→ **DIRECTION**
Consider the data that follows and state how many lines contain the string "равна", using the number alone.

Recorded data:
__________

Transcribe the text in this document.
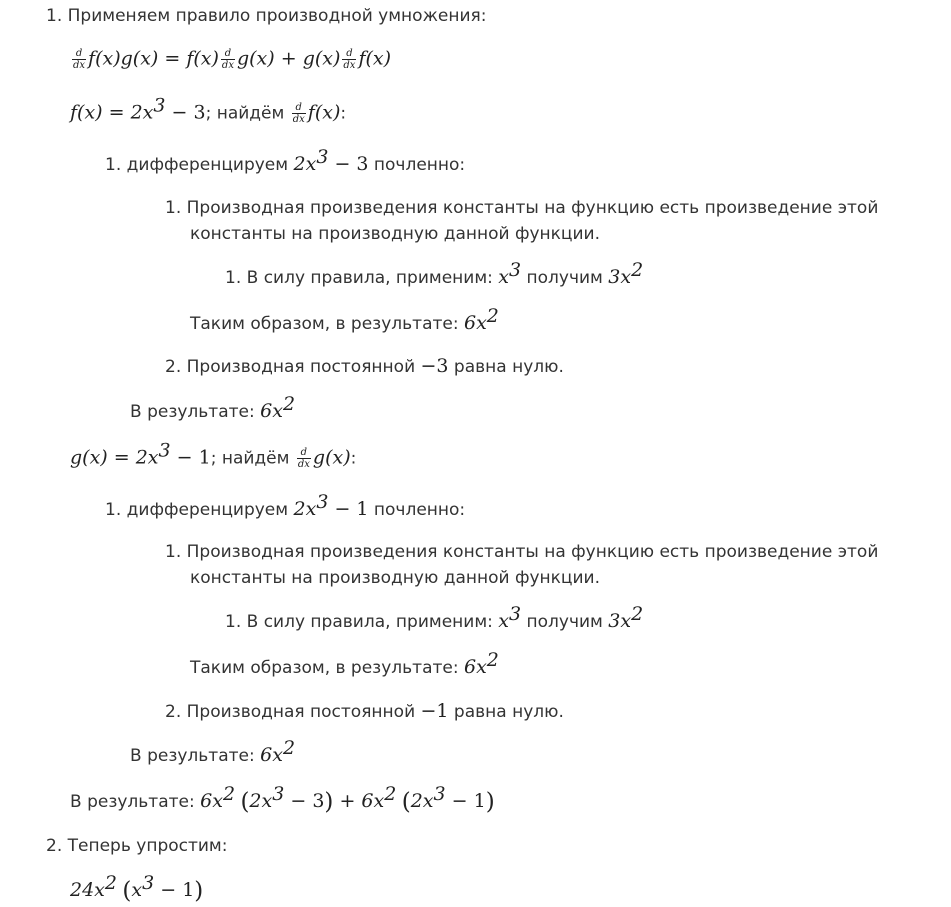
1. Применяем правило производной умножения:
$\frac{d}{dx} f(x)g(x) = f(x) \frac{d}{dx} g(x) + g(x) \frac{d}{dx} f(x)$
$f(x) = 2x^3 - 3$; найдём $\frac{d}{dx} f(x)$:
1. дифференцируем $2x^3 - 3$ почленно:
1. Производная произведения константы на функцию есть произведение этой
константы на производную данной функции.
1. В силу правила, применим: $x^3$ получим $3x^2$
Таким образом, в результате: $6x^2$
2. Производная постоянной −3 равна нулю.
В результате: $6x^2$
$g(x) = 2x^3 - 1$; найдём $\frac{d}{dx} g(x)$:
1. дифференцируем $2x^3 - 1$ почленно:
1. Производная произведения константы на функцию есть произведение этой
константы на производную данной функции.
1. В силу правила, применим: $x^3$ получим $3x^2$
Таким образом, в результате: $6x^2$
2. Производная постоянной −1 равна нулю.
В результате: $6x^2$
В результате: $6x^2$ $(2x^3 - 3) + 6x^2$ $(2x^3 - 1)$
2. Теперь упростим:
$24x^2$ $(x^3 - 1)$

__________

→ **COMPLETE RESPONSE**
2